- **Dataset items**:
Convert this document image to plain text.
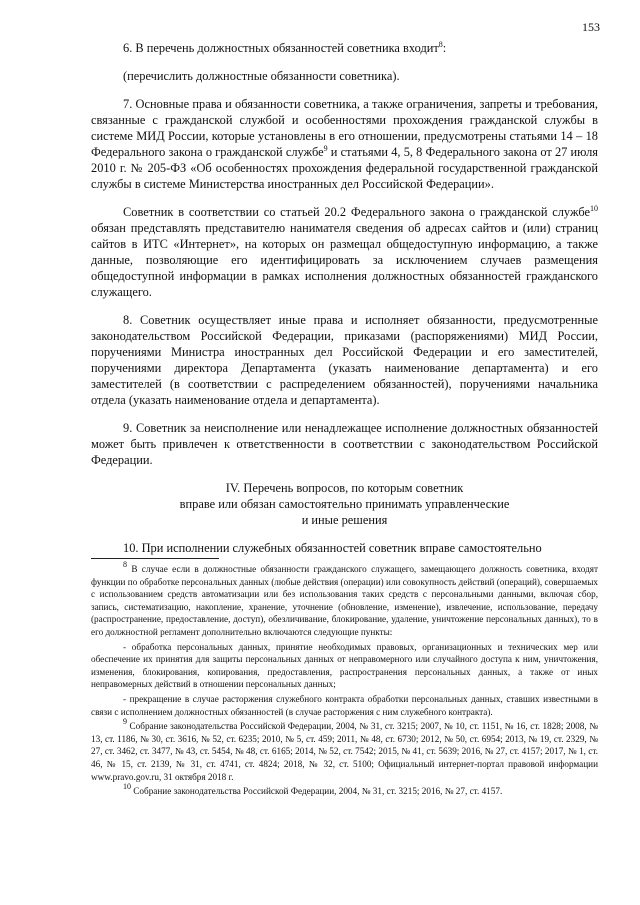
153

6. В перечень должностных обязанностей советника входит$^8$:

(перечислить должностные обязанности советника).

7. Основные права и обязанности советника, а также ограничения, запреты и требования, связанные с гражданской службой и особенностями прохождения гражданской службы в системе МИД России, которые установлены в его отношении, предусмотрены статьями 14 – 18 Федерального закона о гражданской службе$^9$ и статьями 4, 5, 8 Федерального закона от 27 июля 2010 г. № 205-ФЗ «Об особенностях прохождения федеральной государственной гражданской службы в системе Министерства иностранных дел Российской Федерации».

Советник в соответствии со статьей 20.2 Федерального закона о гражданской службе$^{10}$ обязан представлять представителю нанимателя сведения об адресах сайтов и (или) страниц сайтов в ИТС «Интернет», на которых он размещал общедоступную информацию, а также данные, позволяющие его идентифицировать за исключением случаев размещения общедоступной информации в рамках исполнения должностных обязанностей гражданского служащего.

8. Советник осуществляет иные права и исполняет обязанности, предусмотренные законодательством Российской Федерации, приказами (распоряжениями) МИД России, поручениями Министра иностранных дел Российской Федерации и его заместителей, поручениями директора Департамента (указать наименование департамента) и его заместителей (в соответствии с распределением обязанностей), поручениями начальника отдела (указать наименование отдела и департамента).

9. Советник за неисполнение или ненадлежащее исполнение должностных обязанностей может быть привлечен к ответственности в соответствии с законодательством Российской Федерации.

IV. Перечень вопросов, по которым советник
вправе или обязан самостоятельно принимать управленческие
и иные решения

10. При исполнении служебных обязанностей советник вправе самостоятельно

$^8$ В случае если в должностные обязанности гражданского служащего, замещающего должность советника, входят функции по обработке персональных данных (любые действия (операции) или совокупность действий (операций), совершаемых с использованием средств автоматизации или без использования таких средств с персональными данными, включая сбор, запись, систематизацию, накопление, хранение, уточнение (обновление, изменение), извлечение, использование, передачу (распространение, предоставление, доступ), обезличивание, блокирование, удаление, уничтожение персональных данных), то в его должностной регламент дополнительно включаются следующие пункты:

- обработка персональных данных, принятие необходимых правовых, организационных и технических мер или обеспечение их принятия для защиты персональных данных от неправомерного или случайного доступа к ним, уничтожения, изменения, блокирования, копирования, предоставления, распространения персональных данных, а также от иных неправомерных действий в отношении персональных данных;

- прекращение в случае расторжения служебного контракта обработки персональных данных, ставших известными в связи с исполнением должностных обязанностей (в случае расторжения с ним служебного контракта).

$^9$ Собрание законодательства Российской Федерации, 2004, № 31, ст. 3215; 2007, № 10, ст. 1151, № 16, ст. 1828; 2008, № 13, ст. 1186, № 30, ст. 3616, № 52, ст. 6235; 2010, № 5, ст. 459; 2011, № 48, ст. 6730; 2012, № 50, ст. 6954; 2013, № 19, ст. 2329, № 27, ст. 3462, ст. 3477, № 43, ст. 5454, № 48, ст. 6165; 2014, № 52, ст. 7542; 2015, № 41, ст. 5639; 2016, № 27, ст. 4157; 2017, № 1, ст. 46, № 15, ст. 2139, № 31, ст. 4741, ст. 4824; 2018, № 32, ст. 5100; Официальный интернет-портал правовой информации www.pravo.gov.ru, 31 октября 2018 г.

$^{10}$ Собрание законодательства Российской Федерации, 2004, № 31, ст. 3215; 2016, № 27, ст. 4157.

- **Objective**:
Leave every image out, and retype the material exactly.

- **Worked answer**:
Convert this document image to plain text.
153

6. В перечень должностных обязанностей советника входит$^8$:

(перечислить должностные обязанности советника).

7. Основные права и обязанности советника, а также ограничения, запреты и требования, связанные с гражданской службой и особенностями прохождения гражданской службы в системе МИД России, которые установлены в его отношении, предусмотрены статьями 14 – 18 Федерального закона о гражданской службе$^9$ и статьями 4, 5, 8 Федерального закона от 27 июля 2010 г. № 205-ФЗ «Об особенностях прохождения федеральной государственной гражданской службы в системе Министерства иностранных дел Российской Федерации».

Советник в соответствии со статьей 20.2 Федерального закона о гражданской службе$^{10}$ обязан представлять представителю нанимателя сведения об адресах сайтов и (или) страниц сайтов в ИТС «Интернет», на которых он размещал общедоступную информацию, а также данные, позволяющие его идентифицировать за исключением случаев размещения общедоступной информации в рамках исполнения должностных обязанностей гражданского служащего.

8. Советник осуществляет иные права и исполняет обязанности, предусмотренные законодательством Российской Федерации, приказами (распоряжениями) МИД России, поручениями Министра иностранных дел Российской Федерации и его заместителей, поручениями директора Департамента (указать наименование департамента) и его заместителей (в соответствии с распределением обязанностей), поручениями начальника отдела (указать наименование отдела и департамента).

9. Советник за неисполнение или ненадлежащее исполнение должностных обязанностей может быть привлечен к ответственности в соответствии с законодательством Российской Федерации.

IV. Перечень вопросов, по которым советник
вправе или обязан самостоятельно принимать управленческие
и иные решения

10. При исполнении служебных обязанностей советник вправе самостоятельно

$^8$ В случае если в должностные обязанности гражданского служащего, замещающего должность советника, входят функции по обработке персональных данных (любые действия (операции) или совокупность действий (операций), совершаемых с использованием средств автоматизации или без использования таких средств с персональными данными, включая сбор, запись, систематизацию, накопление, хранение, уточнение (обновление, изменение), извлечение, использование, передачу (распространение, предоставление, доступ), обезличивание, блокирование, удаление, уничтожение персональных данных), то в его должностной регламент дополнительно включаются следующие пункты:

- обработка персональных данных, принятие необходимых правовых, организационных и технических мер или обеспечение их принятия для защиты персональных данных от неправомерного или случайного доступа к ним, уничтожения, изменения, блокирования, копирования, предоставления, распространения персональных данных, а также от иных неправомерных действий в отношении персональных данных;

- прекращение в случае расторжения служебного контракта обработки персональных данных, ставших известными в связи с исполнением должностных обязанностей (в случае расторжения с ним служебного контракта).

$^9$ Собрание законодательства Российской Федерации, 2004, № 31, ст. 3215; 2007, № 10, ст. 1151, № 16, ст. 1828; 2008, № 13, ст. 1186, № 30, ст. 3616, № 52, ст. 6235; 2010, № 5, ст. 459; 2011, № 48, ст. 6730; 2012, № 50, ст. 6954; 2013, № 19, ст. 2329, № 27, ст. 3462, ст. 3477, № 43, ст. 5454, № 48, ст. 6165; 2014, № 52, ст. 7542; 2015, № 41, ст. 5639; 2016, № 27, ст. 4157; 2017, № 1, ст. 46, № 15, ст. 2139, № 31, ст. 4741, ст. 4824; 2018, № 32, ст. 5100; Официальный интернет-портал правовой информации www.pravo.gov.ru, 31 октября 2018 г.

$^{10}$ Собрание законодательства Российской Федерации, 2004, № 31, ст. 3215; 2016, № 27, ст. 4157.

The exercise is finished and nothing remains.